Given task:
Copy every one of the records below word for word, line by line.
================
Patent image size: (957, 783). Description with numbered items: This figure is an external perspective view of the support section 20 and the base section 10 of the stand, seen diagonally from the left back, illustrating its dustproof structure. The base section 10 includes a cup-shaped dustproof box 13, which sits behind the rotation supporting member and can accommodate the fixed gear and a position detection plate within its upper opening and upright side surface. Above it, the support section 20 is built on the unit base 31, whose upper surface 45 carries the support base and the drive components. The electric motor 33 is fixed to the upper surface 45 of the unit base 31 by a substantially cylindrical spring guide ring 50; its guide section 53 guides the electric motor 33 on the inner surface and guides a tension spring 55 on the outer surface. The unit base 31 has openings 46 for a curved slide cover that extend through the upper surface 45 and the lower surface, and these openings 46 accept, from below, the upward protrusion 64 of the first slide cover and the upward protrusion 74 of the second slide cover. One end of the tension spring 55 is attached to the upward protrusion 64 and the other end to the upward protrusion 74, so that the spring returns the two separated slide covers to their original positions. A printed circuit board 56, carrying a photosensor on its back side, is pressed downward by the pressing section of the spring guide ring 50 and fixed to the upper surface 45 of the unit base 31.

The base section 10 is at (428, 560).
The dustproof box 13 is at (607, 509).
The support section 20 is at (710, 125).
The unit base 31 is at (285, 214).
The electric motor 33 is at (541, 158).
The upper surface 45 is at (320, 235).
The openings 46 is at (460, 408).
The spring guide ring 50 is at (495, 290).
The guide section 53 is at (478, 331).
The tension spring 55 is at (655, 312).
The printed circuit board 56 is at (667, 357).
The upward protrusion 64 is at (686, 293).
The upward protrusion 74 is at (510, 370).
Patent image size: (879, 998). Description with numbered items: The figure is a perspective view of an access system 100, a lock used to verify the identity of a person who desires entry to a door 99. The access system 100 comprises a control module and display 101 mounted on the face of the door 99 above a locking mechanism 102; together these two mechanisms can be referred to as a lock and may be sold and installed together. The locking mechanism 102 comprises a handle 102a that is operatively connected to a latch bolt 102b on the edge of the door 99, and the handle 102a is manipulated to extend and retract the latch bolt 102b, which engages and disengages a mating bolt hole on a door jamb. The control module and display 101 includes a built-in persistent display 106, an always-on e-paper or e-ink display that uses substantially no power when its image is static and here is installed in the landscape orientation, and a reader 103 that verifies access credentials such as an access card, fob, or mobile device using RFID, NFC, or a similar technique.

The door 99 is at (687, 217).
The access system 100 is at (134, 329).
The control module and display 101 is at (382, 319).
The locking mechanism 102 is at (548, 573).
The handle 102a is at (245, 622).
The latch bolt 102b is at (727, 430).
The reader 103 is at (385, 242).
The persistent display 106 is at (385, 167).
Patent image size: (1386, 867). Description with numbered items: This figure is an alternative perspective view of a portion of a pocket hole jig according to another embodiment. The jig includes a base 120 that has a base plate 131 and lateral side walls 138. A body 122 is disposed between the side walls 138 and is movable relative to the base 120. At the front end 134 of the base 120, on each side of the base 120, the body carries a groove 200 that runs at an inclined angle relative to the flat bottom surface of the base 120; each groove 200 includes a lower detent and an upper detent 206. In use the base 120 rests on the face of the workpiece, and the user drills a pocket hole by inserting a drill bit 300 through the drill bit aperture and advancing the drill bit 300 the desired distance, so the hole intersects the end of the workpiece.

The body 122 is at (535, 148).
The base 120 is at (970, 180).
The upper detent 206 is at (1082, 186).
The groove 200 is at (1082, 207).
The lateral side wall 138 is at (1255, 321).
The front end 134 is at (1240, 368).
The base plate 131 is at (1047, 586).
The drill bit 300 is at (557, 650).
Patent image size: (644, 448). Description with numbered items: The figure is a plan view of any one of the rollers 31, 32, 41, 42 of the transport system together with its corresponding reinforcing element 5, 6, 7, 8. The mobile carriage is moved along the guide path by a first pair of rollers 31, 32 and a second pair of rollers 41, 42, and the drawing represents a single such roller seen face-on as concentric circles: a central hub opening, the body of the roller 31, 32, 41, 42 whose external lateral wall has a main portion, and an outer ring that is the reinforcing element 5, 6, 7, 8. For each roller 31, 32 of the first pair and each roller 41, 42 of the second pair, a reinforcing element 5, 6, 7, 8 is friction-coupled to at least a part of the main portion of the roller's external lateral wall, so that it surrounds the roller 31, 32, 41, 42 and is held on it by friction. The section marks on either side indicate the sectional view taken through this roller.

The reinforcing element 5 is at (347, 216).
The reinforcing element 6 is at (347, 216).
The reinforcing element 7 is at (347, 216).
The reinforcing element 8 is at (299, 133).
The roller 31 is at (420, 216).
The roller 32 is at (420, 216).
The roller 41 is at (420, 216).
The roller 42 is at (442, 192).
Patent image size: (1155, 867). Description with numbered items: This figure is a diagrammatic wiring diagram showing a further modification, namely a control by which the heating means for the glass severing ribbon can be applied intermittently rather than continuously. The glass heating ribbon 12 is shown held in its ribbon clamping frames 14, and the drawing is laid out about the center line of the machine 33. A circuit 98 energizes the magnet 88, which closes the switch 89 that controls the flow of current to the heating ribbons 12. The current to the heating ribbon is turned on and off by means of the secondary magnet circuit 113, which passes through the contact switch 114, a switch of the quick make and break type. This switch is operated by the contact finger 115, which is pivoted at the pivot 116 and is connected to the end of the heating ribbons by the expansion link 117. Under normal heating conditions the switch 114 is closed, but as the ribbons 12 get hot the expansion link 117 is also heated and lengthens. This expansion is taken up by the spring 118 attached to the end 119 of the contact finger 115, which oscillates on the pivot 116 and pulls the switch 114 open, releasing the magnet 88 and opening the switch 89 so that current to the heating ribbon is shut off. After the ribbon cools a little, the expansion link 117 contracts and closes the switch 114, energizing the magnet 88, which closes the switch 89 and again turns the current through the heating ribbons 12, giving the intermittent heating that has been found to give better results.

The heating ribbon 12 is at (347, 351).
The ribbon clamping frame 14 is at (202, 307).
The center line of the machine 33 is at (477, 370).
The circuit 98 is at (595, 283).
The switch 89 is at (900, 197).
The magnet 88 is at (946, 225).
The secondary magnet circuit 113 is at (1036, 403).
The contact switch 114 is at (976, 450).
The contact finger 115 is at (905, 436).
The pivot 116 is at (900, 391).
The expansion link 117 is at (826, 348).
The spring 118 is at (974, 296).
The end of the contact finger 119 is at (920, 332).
================
Problem solution:
Patent image size: (957, 783). Description with numbered items: This figure is an external perspective view of the support section 20 and the base section 10 of the stand, seen diagonally from the left back, illustrating its dustproof structure. The base section 10 includes a cup-shaped dustproof box 13, which sits behind the rotation supporting member and can accommodate the fixed gear and a position detection plate within its upper opening and upright side surface. Above it, the support section 20 is built on the unit base 31, whose upper surface 45 carries the support base and the drive components. The electric motor 33 is fixed to the upper surface 45 of the unit base 31 by a substantially cylindrical spring guide ring 50; its guide section 53 guides the electric motor 33 on the inner surface and guides a tension spring 55 on the outer surface. The unit base 31 has openings 46 for a curved slide cover that extend through the upper surface 45 and the lower surface, and these openings 46 accept, from below, the upward protrusion 64 of the first slide cover and the upward protrusion 74 of the second slide cover. One end of the tension spring 55 is attached to the upward protrusion 64 and the other end to the upward protrusion 74, so that the spring returns the two separated slide covers to their original positions. A printed circuit board 56, carrying a photosensor on its back side, is pressed downward by the pressing section of the spring guide ring 50 and fixed to the upper surface 45 of the unit base 31.

The base section 10 is at (428, 560).
The dustproof box 13 is at (607, 509).
The support section 20 is at (710, 125).
The unit base 31 is at (285, 214).
The electric motor 33 is at (541, 158).
The upper surface 45 is at (320, 235).
The openings 46 is at (460, 408).
The spring guide ring 50 is at (495, 290).
The guide section 53 is at (478, 331).
The tension spring 55 is at (655, 312).
The printed circuit board 56 is at (667, 357).
The upward protrusion 64 is at (686, 293).
The upward protrusion 74 is at (510, 370).
Patent image size: (879, 998). Description with numbered items: The figure is a perspective view of an access system 100, a lock used to verify the identity of a person who desires entry to a door 99. The access system 100 comprises a control module and display 101 mounted on the face of the door 99 above a locking mechanism 102; together these two mechanisms can be referred to as a lock and may be sold and installed together. The locking mechanism 102 comprises a handle 102a that is operatively connected to a latch bolt 102b on the edge of the door 99, and the handle 102a is manipulated to extend and retract the latch bolt 102b, which engages and disengages a mating bolt hole on a door jamb. The control module and display 101 includes a built-in persistent display 106, an always-on e-paper or e-ink display that uses substantially no power when its image is static and here is installed in the landscape orientation, and a reader 103 that verifies access credentials such as an access card, fob, or mobile device using RFID, NFC, or a similar technique.

The door 99 is at (687, 217).
The access system 100 is at (134, 329).
The control module and display 101 is at (382, 319).
The locking mechanism 102 is at (548, 573).
The handle 102a is at (245, 622).
The latch bolt 102b is at (727, 430).
The reader 103 is at (385, 242).
The persistent display 106 is at (385, 167).
Patent image size: (1386, 867). Description with numbered items: This figure is an alternative perspective view of a portion of a pocket hole jig according to another embodiment. The jig includes a base 120 that has a base plate 131 and lateral side walls 138. A body 122 is disposed between the side walls 138 and is movable relative to the base 120. At the front end 134 of the base 120, on each side of the base 120, the body carries a groove 200 that runs at an inclined angle relative to the flat bottom surface of the base 120; each groove 200 includes a lower detent and an upper detent 206. In use the base 120 rests on the face of the workpiece, and the user drills a pocket hole by inserting a drill bit 300 through the drill bit aperture and advancing the drill bit 300 the desired distance, so the hole intersects the end of the workpiece.

The body 122 is at (535, 148).
The base 120 is at (970, 180).
The upper detent 206 is at (1082, 186).
The groove 200 is at (1082, 207).
The lateral side wall 138 is at (1255, 321).
The front end 134 is at (1240, 368).
The base plate 131 is at (1047, 586).
The drill bit 300 is at (557, 650).
Patent image size: (644, 448). Description with numbered items: The figure is a plan view of any one of the rollers 31, 32, 41, 42 of the transport system together with its corresponding reinforcing element 5, 6, 7, 8. The mobile carriage is moved along the guide path by a first pair of rollers 31, 32 and a second pair of rollers 41, 42, and the drawing represents a single such roller seen face-on as concentric circles: a central hub opening, the body of the roller 31, 32, 41, 42 whose external lateral wall has a main portion, and an outer ring that is the reinforcing element 5, 6, 7, 8. For each roller 31, 32 of the first pair and each roller 41, 42 of the second pair, a reinforcing element 5, 6, 7, 8 is friction-coupled to at least a part of the main portion of the roller's external lateral wall, so that it surrounds the roller 31, 32, 41, 42 and is held on it by friction. The section marks on either side indicate the sectional view taken through this roller.

The reinforcing element 5 is at (347, 216).
The reinforcing element 6 is at (347, 216).
The reinforcing element 7 is at (347, 216).
The reinforcing element 8 is at (299, 133).
The roller 31 is at (420, 216).
The roller 32 is at (420, 216).
The roller 41 is at (420, 216).
The roller 42 is at (442, 192).
Patent image size: (1155, 867). Description with numbered items: This figure is a diagrammatic wiring diagram showing a further modification, namely a control by which the heating means for the glass severing ribbon can be applied intermittently rather than continuously. The glass heating ribbon 12 is shown held in its ribbon clamping frames 14, and the drawing is laid out about the center line of the machine 33. A circuit 98 energizes the magnet 88, which closes the switch 89 that controls the flow of current to the heating ribbons 12. The current to the heating ribbon is turned on and off by means of the secondary magnet circuit 113, which passes through the contact switch 114, a switch of the quick make and break type. This switch is operated by the contact finger 115, which is pivoted at the pivot 116 and is connected to the end of the heating ribbons by the expansion link 117. Under normal heating conditions the switch 114 is closed, but as the ribbons 12 get hot the expansion link 117 is also heated and lengthens. This expansion is taken up by the spring 118 attached to the end 119 of the contact finger 115, which oscillates on the pivot 116 and pulls the switch 114 open, releasing the magnet 88 and opening the switch 89 so that current to the heating ribbon is shut off. After the ribbon cools a little, the expansion link 117 contracts and closes the switch 114, energizing the magnet 88, which closes the switch 89 and again turns the current through the heating ribbons 12, giving the intermittent heating that has been found to give better results.

The heating ribbon 12 is at (347, 351).
The ribbon clamping frame 14 is at (202, 307).
The center line of the machine 33 is at (477, 370).
The circuit 98 is at (595, 283).
The switch 89 is at (900, 197).
The magnet 88 is at (946, 225).
The secondary magnet circuit 113 is at (1036, 403).
The contact switch 114 is at (976, 450).
The contact finger 115 is at (905, 436).
The pivot 116 is at (900, 391).
The expansion link 117 is at (826, 348).
The spring 118 is at (974, 296).
The end of the contact finger 119 is at (920, 332).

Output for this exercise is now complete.